## WHAT YOU ARE ASKED TO DO
Give each line of the data below as one string in a JSON list, leaving out blank lines.
________________
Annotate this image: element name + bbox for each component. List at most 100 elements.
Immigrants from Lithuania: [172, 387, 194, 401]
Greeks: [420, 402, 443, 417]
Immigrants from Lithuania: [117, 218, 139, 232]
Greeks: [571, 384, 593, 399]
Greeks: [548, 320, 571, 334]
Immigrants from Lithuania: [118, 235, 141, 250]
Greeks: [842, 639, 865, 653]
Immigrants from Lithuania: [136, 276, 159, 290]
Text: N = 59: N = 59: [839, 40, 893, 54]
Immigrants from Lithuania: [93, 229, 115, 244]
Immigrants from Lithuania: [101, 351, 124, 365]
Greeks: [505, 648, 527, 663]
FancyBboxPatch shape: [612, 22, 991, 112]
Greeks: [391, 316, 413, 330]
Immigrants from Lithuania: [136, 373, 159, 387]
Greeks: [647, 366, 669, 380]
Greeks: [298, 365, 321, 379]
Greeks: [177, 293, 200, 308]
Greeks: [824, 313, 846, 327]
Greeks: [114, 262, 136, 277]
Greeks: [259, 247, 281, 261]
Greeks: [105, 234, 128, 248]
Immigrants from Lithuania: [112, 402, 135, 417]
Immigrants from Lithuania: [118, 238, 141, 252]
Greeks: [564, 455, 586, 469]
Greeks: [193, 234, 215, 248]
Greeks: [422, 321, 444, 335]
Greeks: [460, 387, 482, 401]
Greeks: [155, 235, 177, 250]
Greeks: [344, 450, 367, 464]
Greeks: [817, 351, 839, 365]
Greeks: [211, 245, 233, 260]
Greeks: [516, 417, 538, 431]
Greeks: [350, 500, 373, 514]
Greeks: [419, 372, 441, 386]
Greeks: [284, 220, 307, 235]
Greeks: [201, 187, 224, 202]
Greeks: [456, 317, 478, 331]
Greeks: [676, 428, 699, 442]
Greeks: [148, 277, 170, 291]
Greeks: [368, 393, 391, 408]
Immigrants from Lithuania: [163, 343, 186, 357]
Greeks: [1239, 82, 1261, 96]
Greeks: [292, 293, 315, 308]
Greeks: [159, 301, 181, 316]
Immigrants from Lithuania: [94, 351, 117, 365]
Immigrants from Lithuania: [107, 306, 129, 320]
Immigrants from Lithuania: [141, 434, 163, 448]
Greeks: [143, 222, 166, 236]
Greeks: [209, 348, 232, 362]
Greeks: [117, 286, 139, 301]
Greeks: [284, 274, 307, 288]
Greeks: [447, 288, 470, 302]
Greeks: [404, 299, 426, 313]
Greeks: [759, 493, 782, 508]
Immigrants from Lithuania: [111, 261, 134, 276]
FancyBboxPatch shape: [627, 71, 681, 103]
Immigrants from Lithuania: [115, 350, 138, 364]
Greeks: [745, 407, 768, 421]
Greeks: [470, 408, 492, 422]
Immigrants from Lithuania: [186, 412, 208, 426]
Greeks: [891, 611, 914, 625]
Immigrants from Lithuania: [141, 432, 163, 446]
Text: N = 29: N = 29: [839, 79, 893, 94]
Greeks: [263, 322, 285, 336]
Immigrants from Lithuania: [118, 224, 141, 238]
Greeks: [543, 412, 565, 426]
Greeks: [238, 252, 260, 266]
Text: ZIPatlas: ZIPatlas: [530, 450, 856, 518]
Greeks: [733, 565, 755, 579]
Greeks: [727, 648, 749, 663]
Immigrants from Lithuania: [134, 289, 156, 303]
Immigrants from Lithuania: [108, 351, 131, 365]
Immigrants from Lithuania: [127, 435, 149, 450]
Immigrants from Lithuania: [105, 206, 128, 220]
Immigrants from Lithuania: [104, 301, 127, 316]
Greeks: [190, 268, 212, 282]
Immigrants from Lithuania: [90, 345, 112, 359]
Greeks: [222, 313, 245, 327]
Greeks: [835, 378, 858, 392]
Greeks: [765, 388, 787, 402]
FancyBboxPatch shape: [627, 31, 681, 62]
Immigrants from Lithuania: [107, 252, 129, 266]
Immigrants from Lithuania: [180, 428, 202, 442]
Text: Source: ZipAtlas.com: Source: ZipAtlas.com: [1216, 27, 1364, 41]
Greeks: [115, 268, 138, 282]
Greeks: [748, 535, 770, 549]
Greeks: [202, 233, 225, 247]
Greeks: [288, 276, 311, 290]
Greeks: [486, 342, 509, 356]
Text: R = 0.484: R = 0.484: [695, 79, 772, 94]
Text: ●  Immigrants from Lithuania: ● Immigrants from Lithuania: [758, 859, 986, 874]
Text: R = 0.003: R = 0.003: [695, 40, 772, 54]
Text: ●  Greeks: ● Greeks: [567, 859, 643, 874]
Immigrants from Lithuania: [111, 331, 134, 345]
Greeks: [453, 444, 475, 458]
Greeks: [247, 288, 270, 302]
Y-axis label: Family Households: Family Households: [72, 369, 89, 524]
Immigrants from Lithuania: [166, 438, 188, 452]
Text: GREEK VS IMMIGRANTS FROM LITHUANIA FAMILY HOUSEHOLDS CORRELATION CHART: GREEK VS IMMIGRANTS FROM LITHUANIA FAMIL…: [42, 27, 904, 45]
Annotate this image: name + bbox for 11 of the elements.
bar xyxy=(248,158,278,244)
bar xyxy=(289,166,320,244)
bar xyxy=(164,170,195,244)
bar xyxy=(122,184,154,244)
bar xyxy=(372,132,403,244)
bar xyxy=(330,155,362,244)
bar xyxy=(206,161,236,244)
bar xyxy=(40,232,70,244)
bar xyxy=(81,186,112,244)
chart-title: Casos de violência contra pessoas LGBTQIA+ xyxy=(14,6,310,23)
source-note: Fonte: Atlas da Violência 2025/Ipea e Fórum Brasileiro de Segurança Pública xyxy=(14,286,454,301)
________________
## RESULT OF THIS EXERCISE
[
  "Annotate this image: element name + bbox for each component. List at most 100 elements.",
  "Immigrants from Lithuania: [172, 387, 194, 401]",
  "Greeks: [420, 402, 443, 417]",
  "Immigrants from Lithuania: [117, 218, 139, 232]",
  "Greeks: [571, 384, 593, 399]",
  "Greeks: [548, 320, 571, 334]",
  "Immigrants from Lithuania: [118, 235, 141, 250]",
  "Greeks: [842, 639, 865, 653]",
  "Immigrants from Lithuania: [136, 276, 159, 290]",
  "Text: N = 59: N = 59: [839, 40, 893, 54]",
  "Immigrants from Lithuania: [93, 229, 115, 244]",
  "Immigrants from Lithuania: [101, 351, 124, 365]",
  "Greeks: [505, 648, 527, 663]",
  "FancyBboxPatch shape: [612, 22, 991, 112]",
  "Greeks: [391, 316, 413, 330]",
  "Immigrants from Lithuania: [136, 373, 159, 387]",
  "Greeks: [647, 366, 669, 380]",
  "Greeks: [298, 365, 321, 379]",
  "Greeks: [177, 293, 200, 308]",
  "Greeks: [824, 313, 846, 327]",
  "Greeks: [114, 262, 136, 277]",
  "Greeks: [259, 247, 281, 261]",
  "Greeks: [105, 234, 128, 248]",
  "Immigrants from Lithuania: [112, 402, 135, 417]",
  "Immigrants from Lithuania: [118, 238, 141, 252]",
  "Greeks: [564, 455, 586, 469]",
  "Greeks: [193, 234, 215, 248]",
  "Greeks: [422, 321, 444, 335]",
  "Greeks: [460, 387, 482, 401]",
  "Greeks: [155, 235, 177, 250]",
  "Greeks: [344, 450, 367, 464]",
  "Greeks: [817, 351, 839, 365]",
  "Greeks: [211, 245, 233, 260]",
  "Greeks: [516, 417, 538, 431]",
  "Greeks: [350, 500, 373, 514]",
  "Greeks: [419, 372, 441, 386]",
  "Greeks: [284, 220, 307, 235]",
  "Greeks: [201, 187, 224, 202]",
  "Greeks: [456, 317, 478, 331]",
  "Greeks: [676, 428, 699, 442]",
  "Greeks: [148, 277, 170, 291]",
  "Greeks: [368, 393, 391, 408]",
  "Immigrants from Lithuania: [163, 343, 186, 357]",
  "Greeks: [1239, 82, 1261, 96]",
  "Greeks: [292, 293, 315, 308]",
  "Greeks: [159, 301, 181, 316]",
  "Immigrants from Lithuania: [94, 351, 117, 365]",
  "Immigrants from Lithuania: [107, 306, 129, 320]",
  "Immigrants from Lithuania: [141, 434, 163, 448]",
  "Greeks: [143, 222, 166, 236]",
  "Greeks: [209, 348, 232, 362]",
  "Greeks: [117, 286, 139, 301]",
  "Greeks: [284, 274, 307, 288]",
  "Greeks: [447, 288, 470, 302]",
  "Greeks: [404, 299, 426, 313]",
  "Greeks: [759, 493, 782, 508]",
  "Immigrants from Lithuania: [111, 261, 134, 276]",
  "FancyBboxPatch shape: [627, 71, 681, 103]",
  "Immigrants from Lithuania: [115, 350, 138, 364]",
  "Greeks: [745, 407, 768, 421]",
  "Greeks: [470, 408, 492, 422]",
  "Immigrants from Lithuania: [186, 412, 208, 426]",
  "Greeks: [891, 611, 914, 625]",
  "Immigrants from Lithuania: [141, 432, 163, 446]",
  "Text: N = 29: N = 29: [839, 79, 893, 94]",
  "Greeks: [263, 322, 285, 336]",
  "Immigrants from Lithuania: [118, 224, 141, 238]",
  "Greeks: [543, 412, 565, 426]",
  "Greeks: [238, 252, 260, 266]",
  "Text: ZIPatlas: ZIPatlas: [530, 450, 856, 518]",
  "Greeks: [733, 565, 755, 579]",
  "Greeks: [727, 648, 749, 663]",
  "Immigrants from Lithuania: [134, 289, 156, 303]",
  "Immigrants from Lithuania: [108, 351, 131, 365]",
  "Immigrants from Lithuania: [127, 435, 149, 450]",
  "Immigrants from Lithuania: [105, 206, 128, 220]",
  "Immigrants from Lithuania: [104, 301, 127, 316]",
  "Greeks: [190, 268, 212, 282]",
  "Immigrants from Lithuania: [90, 345, 112, 359]",
  "Greeks: [222, 313, 245, 327]",
  "Greeks: [835, 378, 858, 392]",
  "Greeks: [765, 388, 787, 402]",
  "FancyBboxPatch shape: [627, 31, 681, 62]",
  "Immigrants from Lithuania: [107, 252, 129, 266]",
  "Immigrants from Lithuania: [180, 428, 202, 442]",
  "Text: Source: ZipAtlas.com: Source: ZipAtlas.com: [1216, 27, 1364, 41]",
  "Greeks: [115, 268, 138, 282]",
  "Greeks: [748, 535, 770, 549]",
  "Greeks: [202, 233, 225, 247]",
  "Greeks: [288, 276, 311, 290]",
  "Greeks: [486, 342, 509, 356]",
  "Text: R = 0.484: R = 0.484: [695, 79, 772, 94]",
  "Text: ●  Immigrants from Lithuania: ● Immigrants from Lithuania: [758, 859, 986, 874]",
  "Text: R = 0.003: R = 0.003: [695, 40, 772, 54]",
  "Text: ●  Greeks: ● Greeks: [567, 859, 643, 874]",
  "Immigrants from Lithuania: [111, 331, 134, 345]",
  "Greeks: [453, 444, 475, 458]",
  "Greeks: [247, 288, 270, 302]",
  "Y-axis label: Family Households: Family Households: [72, 369, 89, 524]",
  "Immigrants from Lithuania: [166, 438, 188, 452]",
  "Text: GREEK VS IMMIGRANTS FROM LITHUANIA FAMILY HOUSEHOLDS CORRELATION CHART: GREEK VS IMMIGRANTS FROM LITHUANIA FAMIL…: [42, 27, 904, 45]",
  "Annotate this image: name + bbox for 11 of the elements.",
  "bar xyxy=(248,158,278,244)",
  "bar xyxy=(289,166,320,244)",
  "bar xyxy=(164,170,195,244)",
  "bar xyxy=(122,184,154,244)",
  "bar xyxy=(372,132,403,244)",
  "bar xyxy=(330,155,362,244)",
  "bar xyxy=(206,161,236,244)",
  "bar xyxy=(40,232,70,244)",
  "bar xyxy=(81,186,112,244)",
  "chart-title: Casos de violência contra pessoas LGBTQIA+ xyxy=(14,6,310,23)",
  "source-note: Fonte: Atlas da Violência 2025/Ipea e Fórum Brasileiro de Segurança Pública xyxy=(14,286,454,301)"
]